** Start Passage **
This cipher suite targets applications that do not as agressively focus on efficiency, bandwidth and code size as the Curve25519 implementation. Instead it aims at reusing existing encoding and curve standards wherever possible.
It uses the group of points on the NIST P-256 curve which is defined in short Weierstrass form for constructing J [RFC5480]. The base field F is the prime field built upon the Solinas prime p = 2^256-2^224+2^192+2^96-1. Encoding of full group elements requires both, x and y coordinates. In order to facilitate point validation and in order to be in line with recent TLS 1.3 requirements, implementations MUST encode both, x and y coordinates. It is RECOMMENDED to use the uncompressed format from [SEC1] using the 0x04 octet prefix. The strip_sign_information() function returns the substring from the SEC1 representation encoding the x-coordinate of the curve point.
NIST P-256 is of prime order and does not require cofactor clearing. The scalar_cofactor_clearing function is the identity function with scalar_cofactor_clearing(s) == s
The domain separation strings are defined as DSI1 = "CPace-P256-1", DSI2 = "CPace-P256-2".
For the scalar_mult_cc function operating on the internally generated points, a conventional scalar multiplication on P-256 is used, i.e. without the need of further verification checks. The scalar_mult_ccv function that operates on remotely generated points includes the mandatory verification as follows. First from the encoded point the x and y coordinates are decoded. These points are used for verifying the curve equation. If the point is not on the curve, scalar_mult_ccv returns the neutral element I. If the point is on the curve, scalar_mult_ccv calls scalar_mult_cc and returns the result of the scalar multiplication.
** End Passage **
** Start Records shown **
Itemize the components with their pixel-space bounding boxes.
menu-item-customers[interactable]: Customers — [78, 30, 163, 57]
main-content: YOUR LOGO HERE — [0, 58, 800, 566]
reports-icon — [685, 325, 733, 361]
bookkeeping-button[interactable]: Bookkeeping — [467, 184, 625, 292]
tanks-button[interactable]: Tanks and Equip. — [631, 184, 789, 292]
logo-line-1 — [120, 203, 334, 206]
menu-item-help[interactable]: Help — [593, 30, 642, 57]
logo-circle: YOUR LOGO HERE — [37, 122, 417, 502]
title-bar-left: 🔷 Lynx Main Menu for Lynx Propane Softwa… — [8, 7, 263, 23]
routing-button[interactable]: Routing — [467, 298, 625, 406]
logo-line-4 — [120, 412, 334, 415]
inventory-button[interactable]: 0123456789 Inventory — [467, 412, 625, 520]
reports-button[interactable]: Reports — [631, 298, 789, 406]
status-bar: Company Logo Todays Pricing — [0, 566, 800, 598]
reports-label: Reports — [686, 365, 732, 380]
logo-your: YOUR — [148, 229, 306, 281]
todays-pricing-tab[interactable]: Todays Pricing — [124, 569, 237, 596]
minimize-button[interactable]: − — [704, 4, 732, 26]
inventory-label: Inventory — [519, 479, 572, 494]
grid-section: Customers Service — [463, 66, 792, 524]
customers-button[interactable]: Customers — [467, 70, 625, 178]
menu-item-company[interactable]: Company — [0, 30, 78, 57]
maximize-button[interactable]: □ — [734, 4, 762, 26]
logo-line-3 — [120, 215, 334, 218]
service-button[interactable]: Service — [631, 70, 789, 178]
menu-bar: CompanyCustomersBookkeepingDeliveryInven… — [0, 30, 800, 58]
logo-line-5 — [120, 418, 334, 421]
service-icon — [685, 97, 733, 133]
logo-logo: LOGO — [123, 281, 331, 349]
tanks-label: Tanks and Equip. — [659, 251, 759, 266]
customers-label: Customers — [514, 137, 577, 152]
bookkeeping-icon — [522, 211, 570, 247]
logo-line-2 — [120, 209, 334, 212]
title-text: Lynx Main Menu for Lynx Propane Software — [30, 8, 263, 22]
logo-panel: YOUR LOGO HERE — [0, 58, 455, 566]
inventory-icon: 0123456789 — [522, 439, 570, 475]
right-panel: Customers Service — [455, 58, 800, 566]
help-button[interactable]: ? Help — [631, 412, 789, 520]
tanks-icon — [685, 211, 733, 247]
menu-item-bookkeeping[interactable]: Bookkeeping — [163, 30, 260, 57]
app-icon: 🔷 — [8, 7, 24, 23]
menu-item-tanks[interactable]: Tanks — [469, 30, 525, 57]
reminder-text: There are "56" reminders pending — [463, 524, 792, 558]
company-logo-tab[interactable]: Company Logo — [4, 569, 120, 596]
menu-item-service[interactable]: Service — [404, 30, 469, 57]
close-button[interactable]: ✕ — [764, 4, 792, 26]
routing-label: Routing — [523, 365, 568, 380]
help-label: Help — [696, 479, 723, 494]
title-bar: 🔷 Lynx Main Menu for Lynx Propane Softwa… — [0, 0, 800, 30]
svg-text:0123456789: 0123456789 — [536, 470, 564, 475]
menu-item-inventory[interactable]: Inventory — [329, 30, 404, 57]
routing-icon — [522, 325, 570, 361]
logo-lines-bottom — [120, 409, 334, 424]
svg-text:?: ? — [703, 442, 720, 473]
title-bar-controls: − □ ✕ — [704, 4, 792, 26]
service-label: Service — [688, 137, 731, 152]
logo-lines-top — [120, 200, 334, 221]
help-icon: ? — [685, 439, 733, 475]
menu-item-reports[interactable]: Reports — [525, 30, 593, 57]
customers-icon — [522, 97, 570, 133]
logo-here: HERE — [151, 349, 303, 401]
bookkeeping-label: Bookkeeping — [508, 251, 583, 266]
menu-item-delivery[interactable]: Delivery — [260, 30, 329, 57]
** End Records shown **
Reproduce word for word everything in the passage on the NIST P-256 cipher suite from "This cipher suite" down to "the curve point.".

Completed exercise
This cipher suite targets applications that do not as agressively focus on efficiency, bandwidth and code size as the Curve25519 implementation. Instead it aims at reusing existing encoding and curve standards wherever possible.
It uses the group of points on the NIST P-256 curve which is defined in short Weierstrass form for constructing J [RFC5480]. The base field F is the prime field built upon the Solinas prime p = 2^256-2^224+2^192+2^96-1. Encoding of full group elements requires both, x and y coordinates. In order to facilitate point validation and in order to be in line with recent TLS 1.3 requirements, implementations MUST encode both, x and y coordinates. It is RECOMMENDED to use the uncompressed format from [SEC1] using the 0x04 octet prefix. The strip_sign_information() function returns the substring from the SEC1 representation encoding the x-coordinate of the curve point.